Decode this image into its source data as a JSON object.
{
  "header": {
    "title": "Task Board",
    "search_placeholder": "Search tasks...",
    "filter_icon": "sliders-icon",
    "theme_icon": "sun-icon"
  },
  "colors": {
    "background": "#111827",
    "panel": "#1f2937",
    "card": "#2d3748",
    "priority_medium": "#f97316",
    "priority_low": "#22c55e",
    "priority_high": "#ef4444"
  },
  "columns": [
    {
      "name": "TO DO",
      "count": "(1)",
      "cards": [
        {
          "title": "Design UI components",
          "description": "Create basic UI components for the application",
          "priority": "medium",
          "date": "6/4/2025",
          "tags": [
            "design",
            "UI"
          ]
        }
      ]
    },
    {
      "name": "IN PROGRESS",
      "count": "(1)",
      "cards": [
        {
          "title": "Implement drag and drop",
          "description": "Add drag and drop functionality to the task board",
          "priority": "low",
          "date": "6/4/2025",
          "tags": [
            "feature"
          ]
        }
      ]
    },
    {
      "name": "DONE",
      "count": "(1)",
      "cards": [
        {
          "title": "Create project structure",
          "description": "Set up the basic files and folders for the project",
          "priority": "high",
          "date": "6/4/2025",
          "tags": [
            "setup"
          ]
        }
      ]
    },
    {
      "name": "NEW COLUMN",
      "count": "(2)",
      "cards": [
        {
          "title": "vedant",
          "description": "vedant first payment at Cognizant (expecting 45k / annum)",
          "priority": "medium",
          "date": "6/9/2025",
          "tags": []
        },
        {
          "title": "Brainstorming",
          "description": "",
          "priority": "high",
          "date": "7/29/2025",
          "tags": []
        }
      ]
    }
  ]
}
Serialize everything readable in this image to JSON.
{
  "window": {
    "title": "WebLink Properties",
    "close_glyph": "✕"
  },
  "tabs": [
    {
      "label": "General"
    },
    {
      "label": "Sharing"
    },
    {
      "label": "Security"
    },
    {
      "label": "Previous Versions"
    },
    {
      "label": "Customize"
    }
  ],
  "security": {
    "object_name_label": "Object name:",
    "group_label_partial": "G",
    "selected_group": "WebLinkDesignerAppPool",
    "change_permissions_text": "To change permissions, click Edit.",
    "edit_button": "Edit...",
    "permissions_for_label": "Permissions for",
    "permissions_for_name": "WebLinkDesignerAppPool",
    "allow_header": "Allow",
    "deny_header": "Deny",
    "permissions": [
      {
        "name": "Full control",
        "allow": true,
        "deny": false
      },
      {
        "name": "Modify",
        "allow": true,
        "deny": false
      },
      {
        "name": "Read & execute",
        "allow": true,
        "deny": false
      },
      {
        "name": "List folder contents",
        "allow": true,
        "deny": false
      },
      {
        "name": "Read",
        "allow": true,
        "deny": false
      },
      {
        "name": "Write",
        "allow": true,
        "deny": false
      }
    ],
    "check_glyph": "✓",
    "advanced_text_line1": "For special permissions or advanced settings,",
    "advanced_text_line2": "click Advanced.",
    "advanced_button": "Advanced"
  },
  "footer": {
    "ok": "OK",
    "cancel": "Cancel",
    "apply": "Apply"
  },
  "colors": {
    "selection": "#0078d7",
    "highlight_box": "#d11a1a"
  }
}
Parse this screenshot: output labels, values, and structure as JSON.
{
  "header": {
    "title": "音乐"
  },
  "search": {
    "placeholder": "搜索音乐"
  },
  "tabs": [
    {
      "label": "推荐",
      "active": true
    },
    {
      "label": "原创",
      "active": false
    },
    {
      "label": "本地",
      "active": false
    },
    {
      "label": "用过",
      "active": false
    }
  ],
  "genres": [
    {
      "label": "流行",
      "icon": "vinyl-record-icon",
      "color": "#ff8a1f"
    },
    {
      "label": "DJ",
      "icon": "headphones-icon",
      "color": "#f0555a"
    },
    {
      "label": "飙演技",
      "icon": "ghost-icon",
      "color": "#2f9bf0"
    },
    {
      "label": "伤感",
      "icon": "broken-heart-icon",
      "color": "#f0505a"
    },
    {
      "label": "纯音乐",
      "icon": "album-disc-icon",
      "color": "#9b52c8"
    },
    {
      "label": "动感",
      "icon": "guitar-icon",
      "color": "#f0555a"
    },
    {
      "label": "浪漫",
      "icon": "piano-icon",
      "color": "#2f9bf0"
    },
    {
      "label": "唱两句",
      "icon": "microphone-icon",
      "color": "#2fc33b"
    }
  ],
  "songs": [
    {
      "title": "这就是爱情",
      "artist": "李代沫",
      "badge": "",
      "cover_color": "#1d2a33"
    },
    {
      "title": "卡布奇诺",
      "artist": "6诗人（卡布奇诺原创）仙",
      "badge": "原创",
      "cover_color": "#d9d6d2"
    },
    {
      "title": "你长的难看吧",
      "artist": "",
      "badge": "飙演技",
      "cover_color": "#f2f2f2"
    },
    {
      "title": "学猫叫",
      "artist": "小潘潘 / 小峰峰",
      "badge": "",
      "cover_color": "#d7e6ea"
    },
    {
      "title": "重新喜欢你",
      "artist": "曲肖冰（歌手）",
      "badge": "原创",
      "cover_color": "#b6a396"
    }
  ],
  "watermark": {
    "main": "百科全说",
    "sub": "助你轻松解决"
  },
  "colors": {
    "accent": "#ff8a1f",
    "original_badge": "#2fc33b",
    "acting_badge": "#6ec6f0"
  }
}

---+---

## SHORT PROBLEM
Scan the data for the word "project" and copy every line where it shows up.

## EXERCISE ANSWER
          "title": "Create project structure",
          "description": "Set up the basic files and folders for the project",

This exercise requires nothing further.